▸ **Stored items from a collection**
[BEGIN]

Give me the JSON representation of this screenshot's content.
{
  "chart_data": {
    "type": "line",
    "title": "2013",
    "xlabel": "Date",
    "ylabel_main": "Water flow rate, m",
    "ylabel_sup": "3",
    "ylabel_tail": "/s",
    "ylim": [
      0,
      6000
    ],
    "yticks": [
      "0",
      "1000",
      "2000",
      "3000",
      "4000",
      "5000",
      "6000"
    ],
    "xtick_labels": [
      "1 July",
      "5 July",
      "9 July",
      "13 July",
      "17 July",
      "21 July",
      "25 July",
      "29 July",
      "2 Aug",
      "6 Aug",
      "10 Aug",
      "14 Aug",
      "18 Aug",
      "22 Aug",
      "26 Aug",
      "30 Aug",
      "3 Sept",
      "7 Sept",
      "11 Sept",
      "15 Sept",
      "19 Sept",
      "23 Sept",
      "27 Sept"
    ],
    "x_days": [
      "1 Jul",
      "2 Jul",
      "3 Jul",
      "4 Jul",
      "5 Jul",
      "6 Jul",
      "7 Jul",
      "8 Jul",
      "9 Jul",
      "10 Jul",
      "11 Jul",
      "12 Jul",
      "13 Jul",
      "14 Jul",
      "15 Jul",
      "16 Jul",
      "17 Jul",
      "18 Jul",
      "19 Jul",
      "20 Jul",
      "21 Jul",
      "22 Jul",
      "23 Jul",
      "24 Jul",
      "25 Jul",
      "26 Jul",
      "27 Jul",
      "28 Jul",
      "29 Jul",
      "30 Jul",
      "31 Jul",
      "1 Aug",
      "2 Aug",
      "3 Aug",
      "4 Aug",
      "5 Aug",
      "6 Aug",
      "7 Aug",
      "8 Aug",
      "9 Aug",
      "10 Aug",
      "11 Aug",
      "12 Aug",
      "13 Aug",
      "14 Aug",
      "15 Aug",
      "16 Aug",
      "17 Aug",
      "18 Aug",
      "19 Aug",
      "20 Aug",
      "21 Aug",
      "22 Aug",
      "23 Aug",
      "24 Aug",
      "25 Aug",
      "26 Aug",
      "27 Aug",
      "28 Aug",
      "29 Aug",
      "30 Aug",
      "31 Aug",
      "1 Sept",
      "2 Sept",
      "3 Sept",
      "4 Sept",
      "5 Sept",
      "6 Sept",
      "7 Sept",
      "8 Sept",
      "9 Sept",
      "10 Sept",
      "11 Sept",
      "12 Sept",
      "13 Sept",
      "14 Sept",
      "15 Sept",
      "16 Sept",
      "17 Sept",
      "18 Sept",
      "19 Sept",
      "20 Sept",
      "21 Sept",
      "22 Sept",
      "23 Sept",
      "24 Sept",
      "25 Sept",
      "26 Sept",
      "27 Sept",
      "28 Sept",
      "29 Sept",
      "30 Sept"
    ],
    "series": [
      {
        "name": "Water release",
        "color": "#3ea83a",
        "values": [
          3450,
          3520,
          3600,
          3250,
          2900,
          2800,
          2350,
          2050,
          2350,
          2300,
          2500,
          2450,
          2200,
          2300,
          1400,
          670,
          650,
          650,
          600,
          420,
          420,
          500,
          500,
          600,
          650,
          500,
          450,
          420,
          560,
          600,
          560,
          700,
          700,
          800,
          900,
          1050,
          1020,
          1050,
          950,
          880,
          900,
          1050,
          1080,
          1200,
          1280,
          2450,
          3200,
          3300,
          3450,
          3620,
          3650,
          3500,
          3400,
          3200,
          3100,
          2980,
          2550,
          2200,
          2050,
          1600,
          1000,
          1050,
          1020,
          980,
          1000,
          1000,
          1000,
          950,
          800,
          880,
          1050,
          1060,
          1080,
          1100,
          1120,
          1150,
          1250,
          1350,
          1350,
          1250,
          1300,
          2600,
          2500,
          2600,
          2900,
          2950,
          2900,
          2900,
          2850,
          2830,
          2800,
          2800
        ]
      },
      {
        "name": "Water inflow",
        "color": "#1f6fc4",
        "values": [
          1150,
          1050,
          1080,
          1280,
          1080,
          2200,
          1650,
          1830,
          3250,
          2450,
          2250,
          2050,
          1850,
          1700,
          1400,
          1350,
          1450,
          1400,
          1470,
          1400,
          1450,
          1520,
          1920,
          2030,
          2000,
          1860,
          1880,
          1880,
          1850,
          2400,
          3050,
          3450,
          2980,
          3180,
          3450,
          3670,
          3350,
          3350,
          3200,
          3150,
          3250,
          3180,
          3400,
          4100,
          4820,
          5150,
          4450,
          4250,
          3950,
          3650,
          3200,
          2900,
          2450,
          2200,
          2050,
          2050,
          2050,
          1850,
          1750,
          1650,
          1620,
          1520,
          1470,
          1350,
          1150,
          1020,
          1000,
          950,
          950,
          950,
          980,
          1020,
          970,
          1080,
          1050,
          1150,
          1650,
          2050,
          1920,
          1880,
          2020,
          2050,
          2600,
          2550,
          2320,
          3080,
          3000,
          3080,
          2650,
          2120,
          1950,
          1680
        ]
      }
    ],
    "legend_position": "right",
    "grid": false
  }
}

[END]

▸ **INSTRUCTION**
Output the full listing exactly as it stands.

▸ **ANSWER TO THE PROBLEM**
Give me the JSON representation of this screenshot's content.
{
  "chart_data": {
    "type": "line",
    "title": "2013",
    "xlabel": "Date",
    "ylabel_main": "Water flow rate, m",
    "ylabel_sup": "3",
    "ylabel_tail": "/s",
    "ylim": [
      0,
      6000
    ],
    "yticks": [
      "0",
      "1000",
      "2000",
      "3000",
      "4000",
      "5000",
      "6000"
    ],
    "xtick_labels": [
      "1 July",
      "5 July",
      "9 July",
      "13 July",
      "17 July",
      "21 July",
      "25 July",
      "29 July",
      "2 Aug",
      "6 Aug",
      "10 Aug",
      "14 Aug",
      "18 Aug",
      "22 Aug",
      "26 Aug",
      "30 Aug",
      "3 Sept",
      "7 Sept",
      "11 Sept",
      "15 Sept",
      "19 Sept",
      "23 Sept",
      "27 Sept"
    ],
    "x_days": [
      "1 Jul",
      "2 Jul",
      "3 Jul",
      "4 Jul",
      "5 Jul",
      "6 Jul",
      "7 Jul",
      "8 Jul",
      "9 Jul",
      "10 Jul",
      "11 Jul",
      "12 Jul",
      "13 Jul",
      "14 Jul",
      "15 Jul",
      "16 Jul",
      "17 Jul",
      "18 Jul",
      "19 Jul",
      "20 Jul",
      "21 Jul",
      "22 Jul",
      "23 Jul",
      "24 Jul",
      "25 Jul",
      "26 Jul",
      "27 Jul",
      "28 Jul",
      "29 Jul",
      "30 Jul",
      "31 Jul",
      "1 Aug",
      "2 Aug",
      "3 Aug",
      "4 Aug",
      "5 Aug",
      "6 Aug",
      "7 Aug",
      "8 Aug",
      "9 Aug",
      "10 Aug",
      "11 Aug",
      "12 Aug",
      "13 Aug",
      "14 Aug",
      "15 Aug",
      "16 Aug",
      "17 Aug",
      "18 Aug",
      "19 Aug",
      "20 Aug",
      "21 Aug",
      "22 Aug",
      "23 Aug",
      "24 Aug",
      "25 Aug",
      "26 Aug",
      "27 Aug",
      "28 Aug",
      "29 Aug",
      "30 Aug",
      "31 Aug",
      "1 Sept",
      "2 Sept",
      "3 Sept",
      "4 Sept",
      "5 Sept",
      "6 Sept",
      "7 Sept",
      "8 Sept",
      "9 Sept",
      "10 Sept",
      "11 Sept",
      "12 Sept",
      "13 Sept",
      "14 Sept",
      "15 Sept",
      "16 Sept",
      "17 Sept",
      "18 Sept",
      "19 Sept",
      "20 Sept",
      "21 Sept",
      "22 Sept",
      "23 Sept",
      "24 Sept",
      "25 Sept",
      "26 Sept",
      "27 Sept",
      "28 Sept",
      "29 Sept",
      "30 Sept"
    ],
    "series": [
      {
        "name": "Water release",
        "color": "#3ea83a",
        "values": [
          3450,
          3520,
          3600,
          3250,
          2900,
          2800,
          2350,
          2050,
          2350,
          2300,
          2500,
          2450,
          2200,
          2300,
          1400,
          670,
          650,
          650,
          600,
          420,
          420,
          500,
          500,
          600,
          650,
          500,
          450,
          420,
          560,
          600,
          560,
          700,
          700,
          800,
          900,
          1050,
          1020,
          1050,
          950,
          880,
          900,
          1050,
          1080,
          1200,
          1280,
          2450,
          3200,
          3300,
          3450,
          3620,
          3650,
          3500,
          3400,
          3200,
          3100,
          2980,
          2550,
          2200,
          2050,
          1600,
          1000,
          1050,
          1020,
          980,
          1000,
          1000,
          1000,
          950,
          800,
          880,
          1050,
          1060,
          1080,
          1100,
          1120,
          1150,
          1250,
          1350,
          1350,
          1250,
          1300,
          2600,
          2500,
          2600,
          2900,
          2950,
          2900,
          2900,
          2850,
          2830,
          2800,
          2800
        ]
      },
      {
        "name": "Water inflow",
        "color": "#1f6fc4",
        "values": [
          1150,
          1050,
          1080,
          1280,
          1080,
          2200,
          1650,
          1830,
          3250,
          2450,
          2250,
          2050,
          1850,
          1700,
          1400,
          1350,
          1450,
          1400,
          1470,
          1400,
          1450,
          1520,
          1920,
          2030,
          2000,
          1860,
          1880,
          1880,
          1850,
          2400,
          3050,
          3450,
          2980,
          3180,
          3450,
          3670,
          3350,
          3350,
          3200,
          3150,
          3250,
          3180,
          3400,
          4100,
          4820,
          5150,
          4450,
          4250,
          3950,
          3650,
          3200,
          2900,
          2450,
          2200,
          2050,
          2050,
          2050,
          1850,
          1750,
          1650,
          1620,
          1520,
          1470,
          1350,
          1150,
          1020,
          1000,
          950,
          950,
          950,
          980,
          1020,
          970,
          1080,
          1050,
          1150,
          1650,
          2050,
          1920,
          1880,
          2020,
          2050,
          2600,
          2550,
          2320,
          3080,
          3000,
          3080,
          2650,
          2120,
          1950,
          1680
        ]
      }
    ],
    "legend_position": "right",
    "grid": false
  }
}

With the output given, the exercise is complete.